** Begin **
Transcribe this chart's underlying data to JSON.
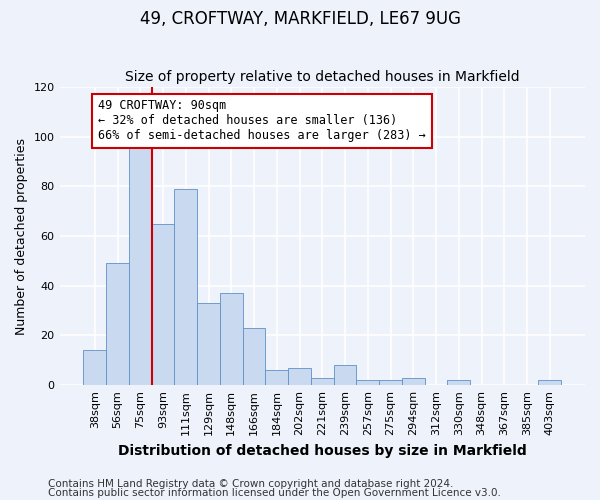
{
  "title": "49, CROFTWAY, MARKFIELD, LE67 9UG",
  "subtitle": "Size of property relative to detached houses in Markfield",
  "xlabel": "Distribution of detached houses by size in Markfield",
  "ylabel": "Number of detached properties",
  "bar_labels": [
    "38sqm",
    "56sqm",
    "75sqm",
    "93sqm",
    "111sqm",
    "129sqm",
    "148sqm",
    "166sqm",
    "184sqm",
    "202sqm",
    "221sqm",
    "239sqm",
    "257sqm",
    "275sqm",
    "294sqm",
    "312sqm",
    "330sqm",
    "348sqm",
    "367sqm",
    "385sqm",
    "403sqm"
  ],
  "bar_values": [
    14,
    49,
    97,
    65,
    79,
    33,
    37,
    23,
    6,
    7,
    3,
    8,
    2,
    2,
    3,
    0,
    2,
    0,
    0,
    0,
    2
  ],
  "bar_color": "#c9d9f0",
  "bar_edge_color": "#6090c8",
  "bar_width": 1.0,
  "ylim": [
    0,
    120
  ],
  "yticks": [
    0,
    20,
    40,
    60,
    80,
    100,
    120
  ],
  "annotation_text": "49 CROFTWAY: 90sqm\n← 32% of detached houses are smaller (136)\n66% of semi-detached houses are larger (283) →",
  "annotation_box_color": "#ffffff",
  "annotation_box_edge": "#cc0000",
  "vline_color": "#cc0000",
  "footer1": "Contains HM Land Registry data © Crown copyright and database right 2024.",
  "footer2": "Contains public sector information licensed under the Open Government Licence v3.0.",
  "background_color": "#eef2fb",
  "plot_bg_color": "#eef2fb",
  "grid_color": "#ffffff",
  "title_fontsize": 12,
  "subtitle_fontsize": 10,
  "xlabel_fontsize": 10,
  "ylabel_fontsize": 9,
  "tick_fontsize": 8,
  "footer_fontsize": 7.5
}
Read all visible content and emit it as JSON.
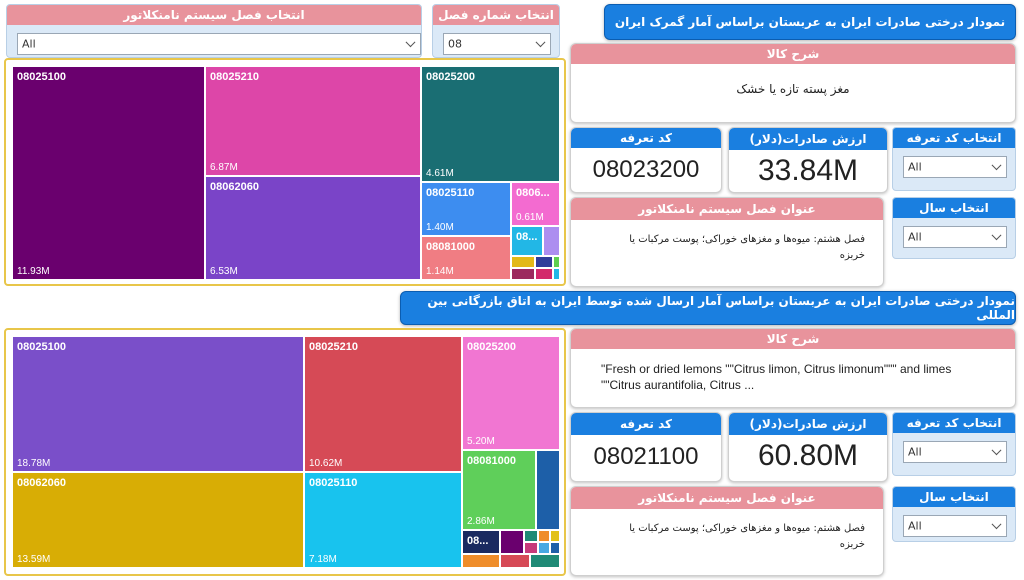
{
  "top_filters": {
    "nomenclature_label": "انتخاب فصل سیستم نامنکلاتور",
    "nomenclature_value": "All",
    "chapter_label": "انتخاب شماره فصل",
    "chapter_value": "08"
  },
  "section1": {
    "title": "نمودار درختی صادرات ایران به عربستان براساس آمار گمرک ایران",
    "goods_desc_label": "شرح کالا",
    "goods_desc_value": "مغز پسته تازه یا خشک",
    "tariff_code_label": "کد تعرفه",
    "tariff_code_value": "08023200",
    "export_value_label": "ارزش صادرات(دلار)",
    "export_value": "33.84M",
    "select_tariff_label": "انتخاب کد تعرفه",
    "select_tariff_value": "All",
    "nomenclature_title_label": "عنوان فصل سیستم نامنکلاتور",
    "nomenclature_title_value": "فصل هشتم: میوه‌ها و مغزهای خوراکی؛ پوست مرکبات یا خربزه",
    "select_year_label": "انتخاب سال",
    "select_year_value": "All"
  },
  "section2": {
    "title": "نمودار درختی صادرات ایران به عربستان براساس آمار ارسال شده توسط ایران به اتاق بازرگانی بین المللی",
    "goods_desc_label": "شرح کالا",
    "goods_desc_value": "\"Fresh or dried lemons \"\"Citrus limon, Citrus limonum\"\"\" and limes \"\"Citrus aurantifolia, Citrus ...",
    "tariff_code_label": "کد تعرفه",
    "tariff_code_value": "08021100",
    "export_value_label": "ارزش صادرات(دلار)",
    "export_value": "60.80M",
    "select_tariff_label": "انتخاب کد تعرفه",
    "select_tariff_value": "All",
    "nomenclature_title_label": "عنوان فصل سیستم نامنکلاتور",
    "nomenclature_title_value": "فصل هشتم: میوه‌ها و مغزهای خوراکی؛ پوست مرکبات یا خربزه",
    "select_year_label": "انتخاب سال",
    "select_year_value": "All"
  },
  "treemap1": {
    "tiles": [
      {
        "code": "08025100",
        "value": "11.93M"
      },
      {
        "code": "08025210",
        "value": "6.87M"
      },
      {
        "code": "08062060",
        "value": "6.53M"
      },
      {
        "code": "08025200",
        "value": "4.61M"
      },
      {
        "code": "08025110",
        "value": "1.40M"
      },
      {
        "code": "08081000",
        "value": "1.14M"
      },
      {
        "code": "0806...",
        "value": "0.61M"
      },
      {
        "code": "08...",
        "value": ""
      }
    ],
    "colors": [
      "#6a006e",
      "#dd46a8",
      "#7a44c8",
      "#1a6e73",
      "#3d8df0",
      "#f07d83",
      "#f36bd0",
      "#22b7e6",
      "#ac8ef0",
      "#e2b918",
      "#2f3d9a",
      "#5fcf50",
      "#9c2a5e",
      "#d3296b"
    ]
  },
  "treemap2": {
    "tiles": [
      {
        "code": "08025100",
        "value": "18.78M"
      },
      {
        "code": "08025210",
        "value": "10.62M"
      },
      {
        "code": "08025200",
        "value": "5.20M"
      },
      {
        "code": "08062060",
        "value": "13.59M"
      },
      {
        "code": "08025110",
        "value": "7.18M"
      },
      {
        "code": "08081000",
        "value": "2.86M"
      },
      {
        "code": "08...",
        "value": ""
      }
    ],
    "colors": [
      "#7a4fc9",
      "#d64a56",
      "#f176d2",
      "#d8ad05",
      "#18c3ee",
      "#5fcf5a",
      "#1d5fa8",
      "#1a2a60",
      "#6a006e",
      "#c63a7a",
      "#ef8d2a",
      "#1f8a76",
      "#e2c118",
      "#47a8e2"
    ]
  }
}
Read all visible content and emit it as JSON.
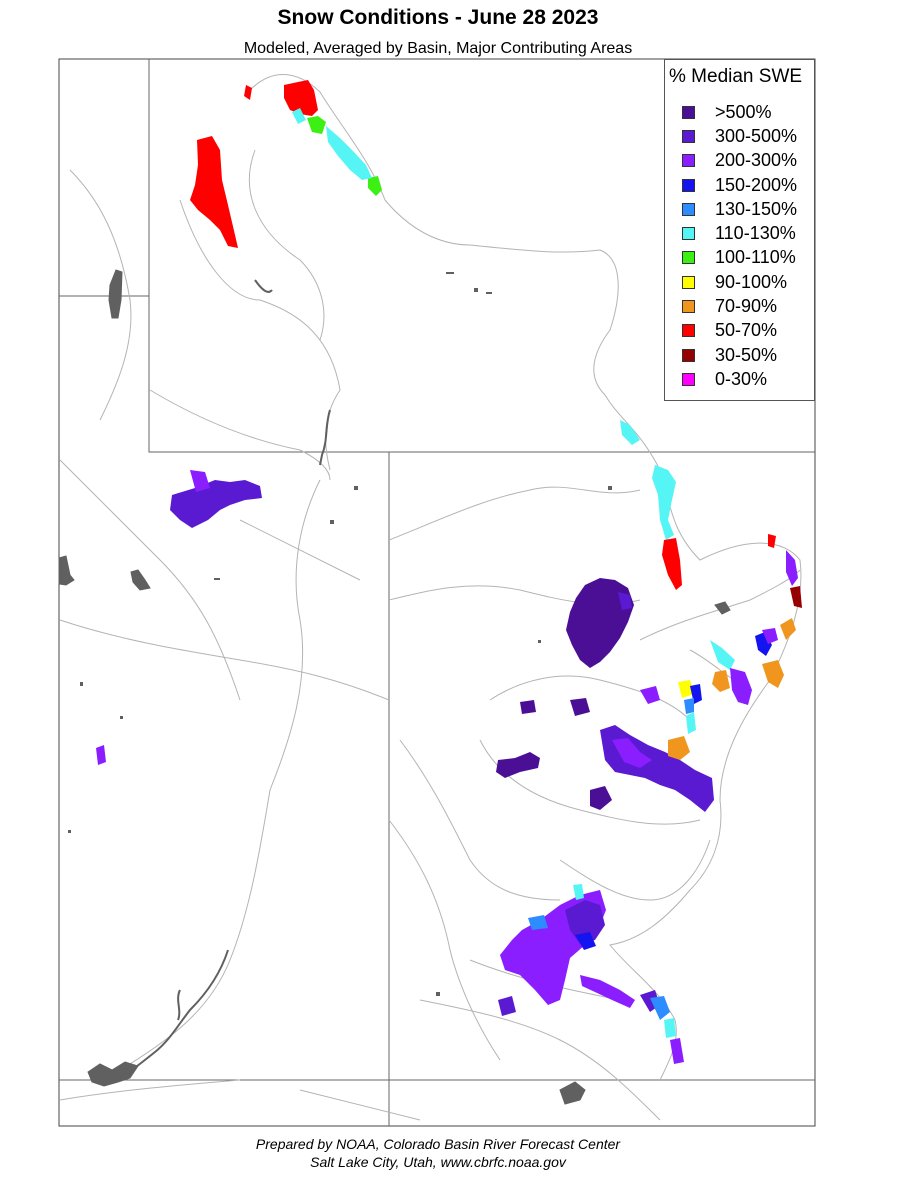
{
  "map": {
    "title": "Snow Conditions - June 28 2023",
    "subtitle": "Modeled, Averaged by Basin, Major Contributing Areas"
  },
  "legend": {
    "title": "% Median SWE",
    "items": [
      {
        "label": ">500%",
        "color": "#4b0f96"
      },
      {
        "label": "300-500%",
        "color": "#5a1ad2"
      },
      {
        "label": "200-300%",
        "color": "#8a1eff"
      },
      {
        "label": "150-200%",
        "color": "#1414f0"
      },
      {
        "label": "130-150%",
        "color": "#2d8cff"
      },
      {
        "label": "110-130%",
        "color": "#55f5f5"
      },
      {
        "label": "100-110%",
        "color": "#3cf014"
      },
      {
        "label": "90-100%",
        "color": "#ffff00"
      },
      {
        "label": "70-90%",
        "color": "#f0961e"
      },
      {
        "label": "50-70%",
        "color": "#ff0000"
      },
      {
        "label": "30-50%",
        "color": "#960000"
      },
      {
        "label": "0-30%",
        "color": "#ff00ff"
      }
    ]
  },
  "colors": {
    "state_border": "#666666",
    "basin_line": "#b4b4b4",
    "water": "#606060",
    "frame": "#444444"
  },
  "credits": {
    "line1": "Prepared by NOAA, Colorado Basin River Forecast Center",
    "line2": "Salt Lake City, Utah, www.cbrfc.noaa.gov"
  }
}
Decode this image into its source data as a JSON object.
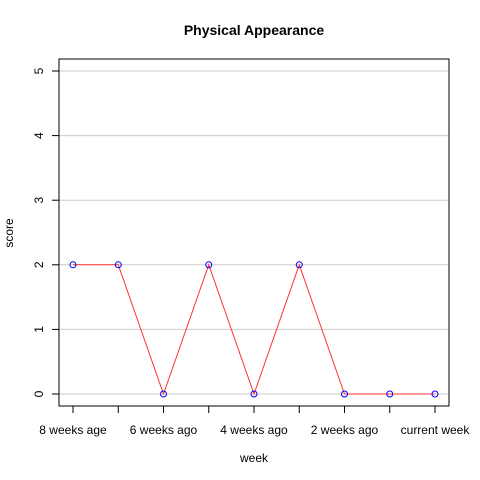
{
  "chart_data": {
    "type": "line",
    "title": "Physical Appearance",
    "xlabel": "week",
    "ylabel": "score",
    "x_tick_labels": [
      "8 weeks age",
      "6 weeks ago",
      "4 weeks ago",
      "2 weeks ago",
      "current week"
    ],
    "x_tick_indices": [
      0,
      2,
      4,
      6,
      8
    ],
    "y_ticks": [
      "0",
      "1",
      "2",
      "3",
      "4",
      "5"
    ],
    "ylim": [
      0,
      5
    ],
    "grid": "horizontal",
    "series": [
      {
        "values": [
          2,
          2,
          0,
          2,
          0,
          2,
          0,
          0,
          0
        ],
        "line_color": "#ff3333",
        "point_color": "#0000ff"
      }
    ]
  }
}
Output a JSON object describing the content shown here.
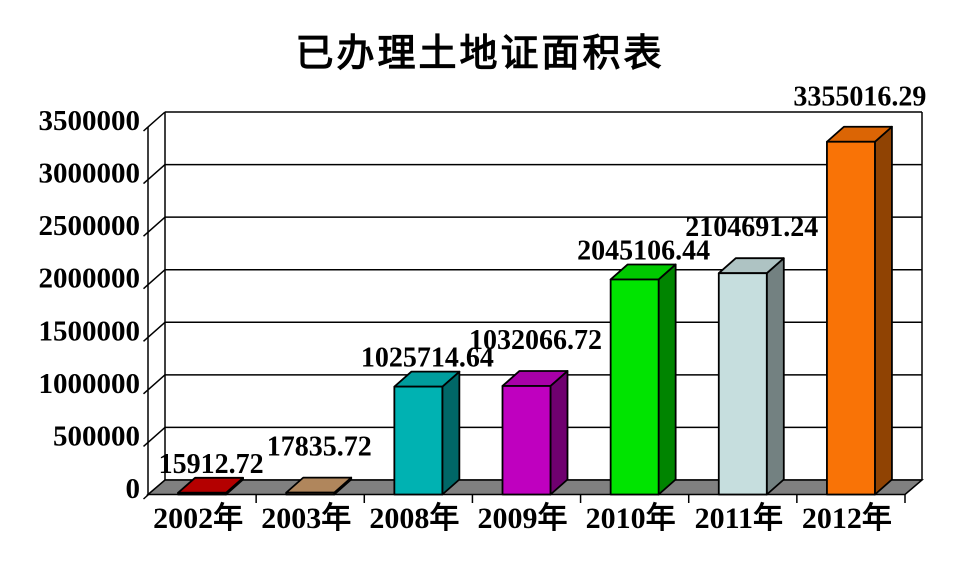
** End **
DIRECTIONS FOR THIS TASK
The copy should hold exactly the lines from the line containing "Decode this image" through the end of the data, both ends included, and no pictures.

SOLUTION
Decode this image into its source data as a JSON object.
{
  "chart_data": {
    "type": "line",
    "title": "Physical Appearance",
    "xlabel": "week",
    "ylabel": "score",
    "x_tick_labels": [
      "8 weeks age",
      "6 weeks ago",
      "4 weeks ago",
      "2 weeks ago",
      "current week"
    ],
    "x_tick_indices": [
      0,
      2,
      4,
      6,
      8
    ],
    "y_ticks": [
      "0",
      "1",
      "2",
      "3",
      "4",
      "5"
    ],
    "ylim": [
      0,
      5
    ],
    "grid": "horizontal",
    "series": [
      {
        "values": [
          2,
          2,
          0,
          2,
          0,
          2,
          0,
          0,
          0
        ],
        "line_color": "#ff3333",
        "point_color": "#0000ff"
      }
    ]
  }
}
Output a JSON object describing the content shown here.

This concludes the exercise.